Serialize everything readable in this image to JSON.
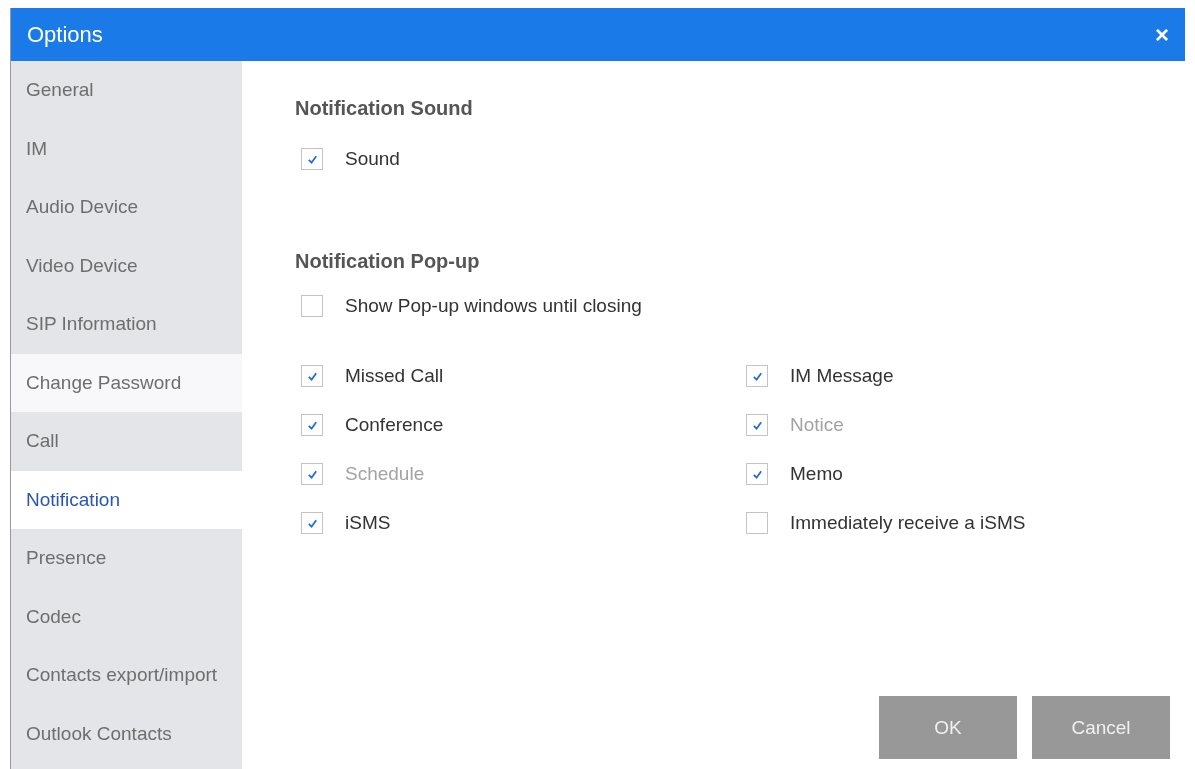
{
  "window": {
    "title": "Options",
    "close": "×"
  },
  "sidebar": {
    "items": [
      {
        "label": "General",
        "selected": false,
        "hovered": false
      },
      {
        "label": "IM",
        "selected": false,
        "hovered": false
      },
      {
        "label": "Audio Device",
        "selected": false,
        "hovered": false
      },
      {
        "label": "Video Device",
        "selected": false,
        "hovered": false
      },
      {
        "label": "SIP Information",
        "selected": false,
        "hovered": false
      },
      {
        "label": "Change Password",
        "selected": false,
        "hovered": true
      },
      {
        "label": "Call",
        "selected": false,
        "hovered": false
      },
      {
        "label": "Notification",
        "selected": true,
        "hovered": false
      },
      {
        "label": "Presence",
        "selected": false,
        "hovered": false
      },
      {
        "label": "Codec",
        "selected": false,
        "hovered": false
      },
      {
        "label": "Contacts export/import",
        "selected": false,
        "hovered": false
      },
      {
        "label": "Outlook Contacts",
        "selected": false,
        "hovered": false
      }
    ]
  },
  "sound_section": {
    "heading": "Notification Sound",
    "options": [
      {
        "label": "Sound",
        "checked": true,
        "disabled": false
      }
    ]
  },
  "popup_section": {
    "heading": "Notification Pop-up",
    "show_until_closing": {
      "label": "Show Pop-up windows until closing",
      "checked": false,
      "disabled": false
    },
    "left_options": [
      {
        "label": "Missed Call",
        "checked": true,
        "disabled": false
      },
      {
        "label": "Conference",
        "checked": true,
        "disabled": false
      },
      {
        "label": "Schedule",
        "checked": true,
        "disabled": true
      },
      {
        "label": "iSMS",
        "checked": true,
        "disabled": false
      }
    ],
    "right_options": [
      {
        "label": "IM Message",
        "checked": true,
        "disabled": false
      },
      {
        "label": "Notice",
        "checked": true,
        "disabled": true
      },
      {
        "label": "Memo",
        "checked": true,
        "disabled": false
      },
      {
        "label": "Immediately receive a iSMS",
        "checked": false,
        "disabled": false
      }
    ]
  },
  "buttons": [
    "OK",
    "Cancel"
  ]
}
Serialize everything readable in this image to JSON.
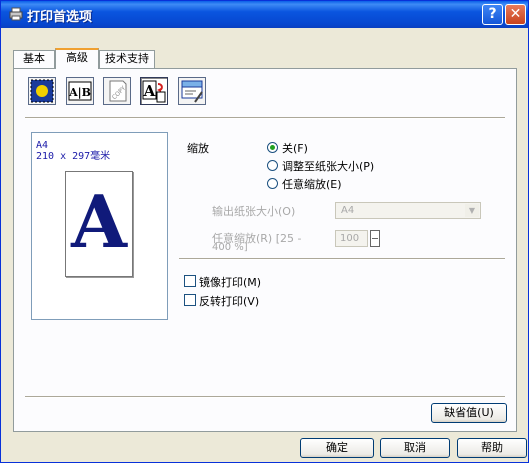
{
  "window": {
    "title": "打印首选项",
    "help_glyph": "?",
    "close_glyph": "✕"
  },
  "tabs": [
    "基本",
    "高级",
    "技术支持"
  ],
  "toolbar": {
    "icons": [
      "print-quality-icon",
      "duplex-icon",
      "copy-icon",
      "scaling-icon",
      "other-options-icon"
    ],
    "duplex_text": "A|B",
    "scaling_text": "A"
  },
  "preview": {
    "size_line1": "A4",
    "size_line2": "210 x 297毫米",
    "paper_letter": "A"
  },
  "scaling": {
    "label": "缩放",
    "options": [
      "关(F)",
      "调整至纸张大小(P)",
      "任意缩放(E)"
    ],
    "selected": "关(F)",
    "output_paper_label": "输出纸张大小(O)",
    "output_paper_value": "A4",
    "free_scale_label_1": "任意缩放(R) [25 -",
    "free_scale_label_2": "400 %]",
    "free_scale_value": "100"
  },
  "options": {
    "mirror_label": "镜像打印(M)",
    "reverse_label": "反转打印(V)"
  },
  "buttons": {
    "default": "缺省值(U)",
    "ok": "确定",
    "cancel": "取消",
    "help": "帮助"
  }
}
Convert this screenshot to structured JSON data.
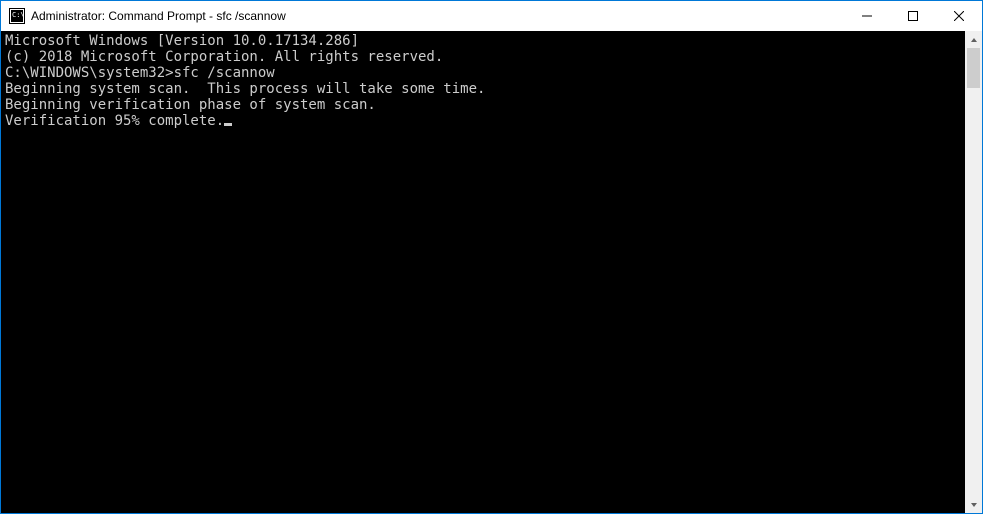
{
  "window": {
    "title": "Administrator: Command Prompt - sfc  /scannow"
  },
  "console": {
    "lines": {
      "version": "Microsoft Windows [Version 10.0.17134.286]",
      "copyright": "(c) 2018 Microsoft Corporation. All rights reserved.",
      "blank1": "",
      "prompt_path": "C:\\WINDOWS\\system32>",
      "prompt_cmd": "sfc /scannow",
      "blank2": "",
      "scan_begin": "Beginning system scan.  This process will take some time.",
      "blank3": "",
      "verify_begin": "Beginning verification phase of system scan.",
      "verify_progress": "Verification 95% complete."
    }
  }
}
- - - - - - -
**AIM**
Skip all pictures. Write out only the lines from the one containing "Convert this screenshot" to the end of the listing above, inclusive, exactly as given.

**EXERCISE RESULT**
Convert this screenshot to structured JSON data.
{
  "window": {
    "title": "Administrator: Command Prompt - sfc  /scannow"
  },
  "console": {
    "lines": {
      "version": "Microsoft Windows [Version 10.0.17134.286]",
      "copyright": "(c) 2018 Microsoft Corporation. All rights reserved.",
      "blank1": "",
      "prompt_path": "C:\\WINDOWS\\system32>",
      "prompt_cmd": "sfc /scannow",
      "blank2": "",
      "scan_begin": "Beginning system scan.  This process will take some time.",
      "blank3": "",
      "verify_begin": "Beginning verification phase of system scan.",
      "verify_progress": "Verification 95% complete."
    }
  }
}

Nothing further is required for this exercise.